**INSTRUCTIONS TO FOLLOW**
Below are some records; reproduce every one of them exactly.

········

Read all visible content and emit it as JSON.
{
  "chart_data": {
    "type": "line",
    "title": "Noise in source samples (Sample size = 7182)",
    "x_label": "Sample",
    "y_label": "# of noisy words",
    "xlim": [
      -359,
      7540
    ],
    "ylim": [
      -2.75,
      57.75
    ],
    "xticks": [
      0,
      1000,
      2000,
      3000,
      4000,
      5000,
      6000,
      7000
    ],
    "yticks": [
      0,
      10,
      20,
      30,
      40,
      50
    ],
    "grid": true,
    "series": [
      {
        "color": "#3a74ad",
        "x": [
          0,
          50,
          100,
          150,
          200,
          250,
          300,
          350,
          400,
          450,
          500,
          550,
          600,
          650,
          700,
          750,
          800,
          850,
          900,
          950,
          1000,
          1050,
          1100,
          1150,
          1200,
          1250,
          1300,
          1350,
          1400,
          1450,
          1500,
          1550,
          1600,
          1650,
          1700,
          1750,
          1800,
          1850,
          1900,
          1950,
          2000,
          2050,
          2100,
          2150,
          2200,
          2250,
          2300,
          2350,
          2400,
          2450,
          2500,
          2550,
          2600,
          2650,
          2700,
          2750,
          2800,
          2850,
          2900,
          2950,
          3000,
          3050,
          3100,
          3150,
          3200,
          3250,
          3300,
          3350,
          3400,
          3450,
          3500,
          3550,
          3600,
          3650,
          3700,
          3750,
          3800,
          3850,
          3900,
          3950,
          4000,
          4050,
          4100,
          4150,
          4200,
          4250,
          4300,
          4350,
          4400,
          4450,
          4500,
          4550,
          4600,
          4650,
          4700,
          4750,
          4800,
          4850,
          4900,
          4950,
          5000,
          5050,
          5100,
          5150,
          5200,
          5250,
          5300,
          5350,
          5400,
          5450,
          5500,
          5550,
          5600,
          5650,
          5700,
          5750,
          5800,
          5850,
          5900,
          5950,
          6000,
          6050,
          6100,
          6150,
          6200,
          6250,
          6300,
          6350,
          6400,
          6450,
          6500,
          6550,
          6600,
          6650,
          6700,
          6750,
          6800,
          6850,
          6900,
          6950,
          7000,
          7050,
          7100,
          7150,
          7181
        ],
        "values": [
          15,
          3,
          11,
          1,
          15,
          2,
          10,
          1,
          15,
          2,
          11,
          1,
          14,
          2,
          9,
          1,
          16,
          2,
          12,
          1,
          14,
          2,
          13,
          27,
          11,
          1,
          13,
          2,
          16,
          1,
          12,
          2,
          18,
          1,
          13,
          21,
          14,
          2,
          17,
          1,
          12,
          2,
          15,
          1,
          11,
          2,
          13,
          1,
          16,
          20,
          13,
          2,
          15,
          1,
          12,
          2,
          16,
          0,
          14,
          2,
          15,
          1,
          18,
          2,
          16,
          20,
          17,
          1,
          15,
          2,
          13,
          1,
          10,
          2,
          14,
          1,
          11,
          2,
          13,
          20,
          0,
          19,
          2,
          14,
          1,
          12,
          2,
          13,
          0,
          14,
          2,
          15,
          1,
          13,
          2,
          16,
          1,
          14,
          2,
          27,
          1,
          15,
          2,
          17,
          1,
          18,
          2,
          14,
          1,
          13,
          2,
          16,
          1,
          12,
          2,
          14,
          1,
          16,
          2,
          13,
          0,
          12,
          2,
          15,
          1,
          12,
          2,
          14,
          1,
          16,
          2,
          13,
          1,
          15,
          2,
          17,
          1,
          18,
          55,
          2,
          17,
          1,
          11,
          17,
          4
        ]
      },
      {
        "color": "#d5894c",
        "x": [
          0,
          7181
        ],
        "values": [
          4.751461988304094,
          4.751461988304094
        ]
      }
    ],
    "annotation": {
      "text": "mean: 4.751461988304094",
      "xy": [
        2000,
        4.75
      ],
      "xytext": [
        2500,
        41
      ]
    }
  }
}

········

**RIGHT ANSWER**
Read all visible content and emit it as JSON.
{
  "chart_data": {
    "type": "line",
    "title": "Noise in source samples (Sample size = 7182)",
    "x_label": "Sample",
    "y_label": "# of noisy words",
    "xlim": [
      -359,
      7540
    ],
    "ylim": [
      -2.75,
      57.75
    ],
    "xticks": [
      0,
      1000,
      2000,
      3000,
      4000,
      5000,
      6000,
      7000
    ],
    "yticks": [
      0,
      10,
      20,
      30,
      40,
      50
    ],
    "grid": true,
    "series": [
      {
        "color": "#3a74ad",
        "x": [
          0,
          50,
          100,
          150,
          200,
          250,
          300,
          350,
          400,
          450,
          500,
          550,
          600,
          650,
          700,
          750,
          800,
          850,
          900,
          950,
          1000,
          1050,
          1100,
          1150,
          1200,
          1250,
          1300,
          1350,
          1400,
          1450,
          1500,
          1550,
          1600,
          1650,
          1700,
          1750,
          1800,
          1850,
          1900,
          1950,
          2000,
          2050,
          2100,
          2150,
          2200,
          2250,
          2300,
          2350,
          2400,
          2450,
          2500,
          2550,
          2600,
          2650,
          2700,
          2750,
          2800,
          2850,
          2900,
          2950,
          3000,
          3050,
          3100,
          3150,
          3200,
          3250,
          3300,
          3350,
          3400,
          3450,
          3500,
          3550,
          3600,
          3650,
          3700,
          3750,
          3800,
          3850,
          3900,
          3950,
          4000,
          4050,
          4100,
          4150,
          4200,
          4250,
          4300,
          4350,
          4400,
          4450,
          4500,
          4550,
          4600,
          4650,
          4700,
          4750,
          4800,
          4850,
          4900,
          4950,
          5000,
          5050,
          5100,
          5150,
          5200,
          5250,
          5300,
          5350,
          5400,
          5450,
          5500,
          5550,
          5600,
          5650,
          5700,
          5750,
          5800,
          5850,
          5900,
          5950,
          6000,
          6050,
          6100,
          6150,
          6200,
          6250,
          6300,
          6350,
          6400,
          6450,
          6500,
          6550,
          6600,
          6650,
          6700,
          6750,
          6800,
          6850,
          6900,
          6950,
          7000,
          7050,
          7100,
          7150,
          7181
        ],
        "values": [
          15,
          3,
          11,
          1,
          15,
          2,
          10,
          1,
          15,
          2,
          11,
          1,
          14,
          2,
          9,
          1,
          16,
          2,
          12,
          1,
          14,
          2,
          13,
          27,
          11,
          1,
          13,
          2,
          16,
          1,
          12,
          2,
          18,
          1,
          13,
          21,
          14,
          2,
          17,
          1,
          12,
          2,
          15,
          1,
          11,
          2,
          13,
          1,
          16,
          20,
          13,
          2,
          15,
          1,
          12,
          2,
          16,
          0,
          14,
          2,
          15,
          1,
          18,
          2,
          16,
          20,
          17,
          1,
          15,
          2,
          13,
          1,
          10,
          2,
          14,
          1,
          11,
          2,
          13,
          20,
          0,
          19,
          2,
          14,
          1,
          12,
          2,
          13,
          0,
          14,
          2,
          15,
          1,
          13,
          2,
          16,
          1,
          14,
          2,
          27,
          1,
          15,
          2,
          17,
          1,
          18,
          2,
          14,
          1,
          13,
          2,
          16,
          1,
          12,
          2,
          14,
          1,
          16,
          2,
          13,
          0,
          12,
          2,
          15,
          1,
          12,
          2,
          14,
          1,
          16,
          2,
          13,
          1,
          15,
          2,
          17,
          1,
          18,
          55,
          2,
          17,
          1,
          11,
          17,
          4
        ]
      },
      {
        "color": "#d5894c",
        "x": [
          0,
          7181
        ],
        "values": [
          4.751461988304094,
          4.751461988304094
        ]
      }
    ],
    "annotation": {
      "text": "mean: 4.751461988304094",
      "xy": [
        2000,
        4.75
      ],
      "xytext": [
        2500,
        41
      ]
    }
  }
}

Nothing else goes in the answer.